>>>>

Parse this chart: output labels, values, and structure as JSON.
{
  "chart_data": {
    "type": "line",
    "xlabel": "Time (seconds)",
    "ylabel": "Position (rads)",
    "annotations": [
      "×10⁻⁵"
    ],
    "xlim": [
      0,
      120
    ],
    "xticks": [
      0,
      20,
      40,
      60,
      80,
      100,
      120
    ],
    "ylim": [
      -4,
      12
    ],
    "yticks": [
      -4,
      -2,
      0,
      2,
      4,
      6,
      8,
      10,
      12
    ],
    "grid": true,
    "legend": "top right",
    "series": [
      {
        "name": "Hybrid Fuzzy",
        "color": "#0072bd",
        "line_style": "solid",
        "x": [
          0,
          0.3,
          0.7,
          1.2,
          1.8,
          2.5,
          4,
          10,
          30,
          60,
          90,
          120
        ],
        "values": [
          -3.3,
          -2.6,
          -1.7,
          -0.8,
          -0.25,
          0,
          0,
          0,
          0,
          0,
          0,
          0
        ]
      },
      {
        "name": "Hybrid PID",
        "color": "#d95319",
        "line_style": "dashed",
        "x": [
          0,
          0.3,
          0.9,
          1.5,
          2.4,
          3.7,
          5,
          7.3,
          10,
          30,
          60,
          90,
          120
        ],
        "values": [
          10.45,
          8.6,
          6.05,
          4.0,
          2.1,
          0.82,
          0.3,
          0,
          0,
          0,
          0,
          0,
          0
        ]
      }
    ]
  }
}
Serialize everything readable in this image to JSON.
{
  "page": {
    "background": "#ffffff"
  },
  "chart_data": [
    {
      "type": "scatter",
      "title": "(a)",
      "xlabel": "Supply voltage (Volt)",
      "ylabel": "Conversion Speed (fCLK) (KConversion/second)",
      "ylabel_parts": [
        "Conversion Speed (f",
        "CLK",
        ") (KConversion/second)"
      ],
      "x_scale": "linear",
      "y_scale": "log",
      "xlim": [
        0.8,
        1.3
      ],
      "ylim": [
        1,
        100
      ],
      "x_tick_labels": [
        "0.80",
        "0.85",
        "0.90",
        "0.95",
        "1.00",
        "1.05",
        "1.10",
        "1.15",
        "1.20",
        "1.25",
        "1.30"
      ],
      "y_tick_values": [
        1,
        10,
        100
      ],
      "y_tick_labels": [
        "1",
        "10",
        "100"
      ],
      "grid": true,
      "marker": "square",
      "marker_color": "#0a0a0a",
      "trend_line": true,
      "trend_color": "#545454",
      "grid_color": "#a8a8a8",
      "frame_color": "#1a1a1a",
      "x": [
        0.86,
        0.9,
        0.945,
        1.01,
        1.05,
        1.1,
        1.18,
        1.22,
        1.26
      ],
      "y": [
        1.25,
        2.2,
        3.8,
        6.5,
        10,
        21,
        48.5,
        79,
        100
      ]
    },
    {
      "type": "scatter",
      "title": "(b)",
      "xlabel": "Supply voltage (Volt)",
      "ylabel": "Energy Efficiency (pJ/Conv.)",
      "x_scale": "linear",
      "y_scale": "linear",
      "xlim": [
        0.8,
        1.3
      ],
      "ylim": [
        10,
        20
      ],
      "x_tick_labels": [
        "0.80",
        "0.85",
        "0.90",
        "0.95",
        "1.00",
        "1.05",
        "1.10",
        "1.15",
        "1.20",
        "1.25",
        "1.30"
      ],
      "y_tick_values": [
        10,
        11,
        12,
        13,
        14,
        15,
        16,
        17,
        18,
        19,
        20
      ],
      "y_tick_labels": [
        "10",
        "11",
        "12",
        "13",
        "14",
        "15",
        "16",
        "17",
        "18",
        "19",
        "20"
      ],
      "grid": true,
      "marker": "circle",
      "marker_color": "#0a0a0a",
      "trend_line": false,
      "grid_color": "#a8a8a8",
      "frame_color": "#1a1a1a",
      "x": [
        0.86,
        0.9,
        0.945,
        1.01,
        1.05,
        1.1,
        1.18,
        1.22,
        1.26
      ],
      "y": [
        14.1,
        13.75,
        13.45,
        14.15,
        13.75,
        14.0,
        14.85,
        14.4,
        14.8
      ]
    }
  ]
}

<<<<

* Your goal
Find every line in the records that contains the word "JSON"; copy those lines.

* Final answer
Parse this chart: output labels, values, and structure as JSON.
Serialize everything readable in this image to JSON.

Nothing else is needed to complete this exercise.